• **What the task asks**: Report how many lines of these entries hold the string "适用于高级建筑的内墙饰面"; reply with the number alone.

○ ○ ○

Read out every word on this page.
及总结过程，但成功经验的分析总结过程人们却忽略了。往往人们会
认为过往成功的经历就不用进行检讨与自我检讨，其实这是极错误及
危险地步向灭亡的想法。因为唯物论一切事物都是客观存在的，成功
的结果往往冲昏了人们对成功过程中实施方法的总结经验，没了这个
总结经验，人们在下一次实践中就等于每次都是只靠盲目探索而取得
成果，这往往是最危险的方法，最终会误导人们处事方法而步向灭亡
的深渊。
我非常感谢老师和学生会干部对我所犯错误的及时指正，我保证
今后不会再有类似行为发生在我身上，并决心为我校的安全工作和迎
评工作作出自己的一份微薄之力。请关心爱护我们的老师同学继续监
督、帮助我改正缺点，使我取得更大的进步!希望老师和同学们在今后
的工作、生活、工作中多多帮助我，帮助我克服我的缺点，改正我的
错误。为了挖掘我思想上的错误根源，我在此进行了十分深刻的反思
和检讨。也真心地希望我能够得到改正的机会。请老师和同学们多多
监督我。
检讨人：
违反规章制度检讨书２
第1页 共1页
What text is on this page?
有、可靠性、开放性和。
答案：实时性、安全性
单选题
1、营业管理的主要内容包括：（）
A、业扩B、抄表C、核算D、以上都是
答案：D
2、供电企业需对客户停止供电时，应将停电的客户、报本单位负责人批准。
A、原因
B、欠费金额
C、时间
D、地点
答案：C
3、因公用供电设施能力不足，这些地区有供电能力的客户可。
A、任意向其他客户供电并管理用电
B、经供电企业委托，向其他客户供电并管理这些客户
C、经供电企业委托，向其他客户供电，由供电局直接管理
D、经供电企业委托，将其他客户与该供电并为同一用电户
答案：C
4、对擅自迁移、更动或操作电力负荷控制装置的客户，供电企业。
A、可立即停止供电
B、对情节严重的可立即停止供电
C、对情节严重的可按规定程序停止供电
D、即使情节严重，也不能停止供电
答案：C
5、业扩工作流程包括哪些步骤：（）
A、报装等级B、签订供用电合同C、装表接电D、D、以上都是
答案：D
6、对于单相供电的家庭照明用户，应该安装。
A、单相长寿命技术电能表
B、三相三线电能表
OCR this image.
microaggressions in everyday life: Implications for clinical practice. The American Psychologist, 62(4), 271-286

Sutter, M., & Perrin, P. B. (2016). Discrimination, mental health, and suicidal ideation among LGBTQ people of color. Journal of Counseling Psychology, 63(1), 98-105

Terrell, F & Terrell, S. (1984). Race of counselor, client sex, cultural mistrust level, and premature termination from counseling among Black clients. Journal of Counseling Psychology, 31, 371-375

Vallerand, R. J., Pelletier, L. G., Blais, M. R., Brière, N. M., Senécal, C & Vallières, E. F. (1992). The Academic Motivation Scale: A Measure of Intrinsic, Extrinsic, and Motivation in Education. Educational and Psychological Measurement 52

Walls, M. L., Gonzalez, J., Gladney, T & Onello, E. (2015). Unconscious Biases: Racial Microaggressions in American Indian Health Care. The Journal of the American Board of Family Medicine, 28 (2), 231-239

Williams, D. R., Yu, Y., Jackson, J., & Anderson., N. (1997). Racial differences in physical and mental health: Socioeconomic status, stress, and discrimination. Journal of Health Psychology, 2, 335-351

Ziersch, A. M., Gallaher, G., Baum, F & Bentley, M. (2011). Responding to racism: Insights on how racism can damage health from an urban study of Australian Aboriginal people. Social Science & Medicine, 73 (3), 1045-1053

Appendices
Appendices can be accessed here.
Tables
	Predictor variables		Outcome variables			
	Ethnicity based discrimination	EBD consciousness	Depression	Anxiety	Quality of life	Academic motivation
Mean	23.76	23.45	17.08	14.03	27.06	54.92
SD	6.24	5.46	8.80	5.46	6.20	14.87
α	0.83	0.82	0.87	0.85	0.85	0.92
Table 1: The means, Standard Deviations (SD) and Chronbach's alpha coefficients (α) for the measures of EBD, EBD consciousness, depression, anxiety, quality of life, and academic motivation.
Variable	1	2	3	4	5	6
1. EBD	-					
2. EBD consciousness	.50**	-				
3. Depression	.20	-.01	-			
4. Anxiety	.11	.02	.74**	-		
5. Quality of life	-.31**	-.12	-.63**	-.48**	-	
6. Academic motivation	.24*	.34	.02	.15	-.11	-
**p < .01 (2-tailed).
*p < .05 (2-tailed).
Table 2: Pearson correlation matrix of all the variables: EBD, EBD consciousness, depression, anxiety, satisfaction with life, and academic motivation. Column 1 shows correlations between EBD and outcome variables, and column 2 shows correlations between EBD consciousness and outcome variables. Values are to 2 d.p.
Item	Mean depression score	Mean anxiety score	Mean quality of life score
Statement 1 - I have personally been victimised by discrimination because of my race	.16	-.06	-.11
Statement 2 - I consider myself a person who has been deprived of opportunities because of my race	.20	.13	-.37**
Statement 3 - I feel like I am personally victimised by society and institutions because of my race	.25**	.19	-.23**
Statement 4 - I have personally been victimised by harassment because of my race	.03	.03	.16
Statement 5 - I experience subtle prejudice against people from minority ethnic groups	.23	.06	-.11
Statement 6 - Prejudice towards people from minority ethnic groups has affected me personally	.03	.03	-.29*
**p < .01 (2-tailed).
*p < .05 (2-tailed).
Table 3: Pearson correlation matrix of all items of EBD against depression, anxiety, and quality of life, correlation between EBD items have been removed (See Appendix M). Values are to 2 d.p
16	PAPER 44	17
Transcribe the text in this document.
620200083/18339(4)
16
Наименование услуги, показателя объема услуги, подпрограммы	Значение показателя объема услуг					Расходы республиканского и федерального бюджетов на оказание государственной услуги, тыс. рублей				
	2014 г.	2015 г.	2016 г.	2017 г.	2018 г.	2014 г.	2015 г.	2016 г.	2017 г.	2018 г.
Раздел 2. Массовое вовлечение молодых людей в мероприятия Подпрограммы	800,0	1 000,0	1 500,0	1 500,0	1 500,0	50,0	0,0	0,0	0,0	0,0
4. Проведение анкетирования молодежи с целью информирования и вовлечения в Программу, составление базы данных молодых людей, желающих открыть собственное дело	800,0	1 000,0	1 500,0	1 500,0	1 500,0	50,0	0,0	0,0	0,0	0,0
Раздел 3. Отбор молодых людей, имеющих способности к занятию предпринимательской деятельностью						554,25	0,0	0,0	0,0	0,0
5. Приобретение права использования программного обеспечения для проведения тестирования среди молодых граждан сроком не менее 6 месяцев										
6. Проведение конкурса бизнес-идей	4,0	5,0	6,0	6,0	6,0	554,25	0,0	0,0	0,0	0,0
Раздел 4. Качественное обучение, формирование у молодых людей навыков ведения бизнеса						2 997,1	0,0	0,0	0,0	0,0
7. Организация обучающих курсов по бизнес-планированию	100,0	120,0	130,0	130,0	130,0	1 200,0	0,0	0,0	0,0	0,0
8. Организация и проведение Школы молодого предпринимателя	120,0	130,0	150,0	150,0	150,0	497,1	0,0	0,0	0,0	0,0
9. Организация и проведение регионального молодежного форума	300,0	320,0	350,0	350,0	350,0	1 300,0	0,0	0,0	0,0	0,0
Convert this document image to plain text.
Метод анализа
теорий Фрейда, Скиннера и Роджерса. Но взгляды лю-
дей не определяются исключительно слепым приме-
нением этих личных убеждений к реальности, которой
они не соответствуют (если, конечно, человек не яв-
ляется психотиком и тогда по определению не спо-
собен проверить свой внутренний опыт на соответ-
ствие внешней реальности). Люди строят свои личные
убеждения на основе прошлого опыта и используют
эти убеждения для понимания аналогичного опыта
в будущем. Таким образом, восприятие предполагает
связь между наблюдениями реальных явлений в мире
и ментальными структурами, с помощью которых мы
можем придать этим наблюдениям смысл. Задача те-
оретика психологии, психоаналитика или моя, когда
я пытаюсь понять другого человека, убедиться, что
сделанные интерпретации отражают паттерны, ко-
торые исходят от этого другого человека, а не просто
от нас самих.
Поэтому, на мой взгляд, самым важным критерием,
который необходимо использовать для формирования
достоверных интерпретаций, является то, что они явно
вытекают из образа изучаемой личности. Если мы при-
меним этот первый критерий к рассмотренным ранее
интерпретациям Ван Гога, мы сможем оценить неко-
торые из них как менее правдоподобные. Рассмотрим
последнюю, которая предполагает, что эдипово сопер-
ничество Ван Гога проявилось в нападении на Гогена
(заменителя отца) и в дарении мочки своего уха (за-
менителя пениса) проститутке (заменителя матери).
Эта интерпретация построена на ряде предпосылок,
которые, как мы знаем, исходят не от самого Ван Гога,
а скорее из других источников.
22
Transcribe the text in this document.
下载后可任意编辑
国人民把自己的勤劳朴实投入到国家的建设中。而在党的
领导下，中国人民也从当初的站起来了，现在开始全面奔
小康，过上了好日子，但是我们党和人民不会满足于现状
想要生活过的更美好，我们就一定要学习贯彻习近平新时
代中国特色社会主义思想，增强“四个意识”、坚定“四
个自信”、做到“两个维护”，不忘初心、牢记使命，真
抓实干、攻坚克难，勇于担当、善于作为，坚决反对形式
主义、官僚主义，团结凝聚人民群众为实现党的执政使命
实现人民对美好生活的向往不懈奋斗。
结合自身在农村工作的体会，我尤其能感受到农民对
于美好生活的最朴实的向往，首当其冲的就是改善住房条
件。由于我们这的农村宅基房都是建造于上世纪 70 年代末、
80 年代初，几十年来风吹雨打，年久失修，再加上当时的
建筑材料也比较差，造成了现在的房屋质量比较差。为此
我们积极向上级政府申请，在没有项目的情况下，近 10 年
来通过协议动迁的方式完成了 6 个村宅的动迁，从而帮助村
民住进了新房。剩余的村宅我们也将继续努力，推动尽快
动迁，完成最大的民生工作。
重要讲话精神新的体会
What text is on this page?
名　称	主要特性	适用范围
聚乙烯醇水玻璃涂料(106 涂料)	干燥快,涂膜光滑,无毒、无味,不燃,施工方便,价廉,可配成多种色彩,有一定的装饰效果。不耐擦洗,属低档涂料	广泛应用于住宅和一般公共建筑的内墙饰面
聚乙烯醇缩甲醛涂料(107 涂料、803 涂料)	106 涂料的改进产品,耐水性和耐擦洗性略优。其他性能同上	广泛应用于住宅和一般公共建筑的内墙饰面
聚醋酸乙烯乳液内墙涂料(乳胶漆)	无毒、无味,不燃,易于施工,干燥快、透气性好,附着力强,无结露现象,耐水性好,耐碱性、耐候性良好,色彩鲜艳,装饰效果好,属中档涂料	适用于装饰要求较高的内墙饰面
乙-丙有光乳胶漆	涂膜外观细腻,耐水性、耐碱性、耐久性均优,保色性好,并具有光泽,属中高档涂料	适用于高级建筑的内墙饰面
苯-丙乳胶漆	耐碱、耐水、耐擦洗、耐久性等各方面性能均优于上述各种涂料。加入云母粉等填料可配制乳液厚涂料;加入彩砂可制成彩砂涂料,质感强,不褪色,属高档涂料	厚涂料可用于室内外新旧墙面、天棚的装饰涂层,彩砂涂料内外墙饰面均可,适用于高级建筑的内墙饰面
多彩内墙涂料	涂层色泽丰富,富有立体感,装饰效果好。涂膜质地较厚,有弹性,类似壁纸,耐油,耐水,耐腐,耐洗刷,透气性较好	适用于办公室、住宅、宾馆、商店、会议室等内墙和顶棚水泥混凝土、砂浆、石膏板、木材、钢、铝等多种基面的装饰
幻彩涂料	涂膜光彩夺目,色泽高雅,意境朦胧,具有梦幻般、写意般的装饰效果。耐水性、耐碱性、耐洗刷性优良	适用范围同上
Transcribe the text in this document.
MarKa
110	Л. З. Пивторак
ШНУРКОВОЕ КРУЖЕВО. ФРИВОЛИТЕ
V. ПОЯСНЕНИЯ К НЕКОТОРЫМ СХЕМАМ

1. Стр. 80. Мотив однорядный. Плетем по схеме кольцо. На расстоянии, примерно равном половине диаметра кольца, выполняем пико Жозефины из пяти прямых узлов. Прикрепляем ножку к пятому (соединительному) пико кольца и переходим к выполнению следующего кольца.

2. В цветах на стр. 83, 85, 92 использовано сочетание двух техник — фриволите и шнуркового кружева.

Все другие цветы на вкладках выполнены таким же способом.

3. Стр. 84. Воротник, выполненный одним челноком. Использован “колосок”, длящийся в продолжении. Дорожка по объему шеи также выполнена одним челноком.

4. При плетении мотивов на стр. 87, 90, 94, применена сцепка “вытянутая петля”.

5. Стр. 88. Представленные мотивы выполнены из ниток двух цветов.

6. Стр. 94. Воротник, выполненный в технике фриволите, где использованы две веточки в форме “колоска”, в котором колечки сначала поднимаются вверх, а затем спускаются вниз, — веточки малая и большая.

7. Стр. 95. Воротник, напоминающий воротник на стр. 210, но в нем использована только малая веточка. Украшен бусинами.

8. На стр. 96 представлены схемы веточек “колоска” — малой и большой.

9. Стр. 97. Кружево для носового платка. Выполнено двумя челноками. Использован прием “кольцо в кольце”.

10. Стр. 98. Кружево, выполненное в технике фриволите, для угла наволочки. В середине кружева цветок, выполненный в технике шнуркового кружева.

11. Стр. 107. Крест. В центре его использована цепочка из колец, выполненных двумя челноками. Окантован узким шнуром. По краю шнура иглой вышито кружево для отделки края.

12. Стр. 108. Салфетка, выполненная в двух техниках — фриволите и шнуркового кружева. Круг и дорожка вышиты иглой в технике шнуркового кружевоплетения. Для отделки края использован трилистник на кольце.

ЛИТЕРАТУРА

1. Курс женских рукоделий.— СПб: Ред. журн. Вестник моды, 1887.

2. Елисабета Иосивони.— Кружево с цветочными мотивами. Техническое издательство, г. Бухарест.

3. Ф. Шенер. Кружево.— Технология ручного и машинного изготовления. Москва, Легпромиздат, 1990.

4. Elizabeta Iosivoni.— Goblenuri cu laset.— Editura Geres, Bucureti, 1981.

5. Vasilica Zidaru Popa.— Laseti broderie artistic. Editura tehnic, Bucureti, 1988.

○ ○ ○

• **Task result**: 2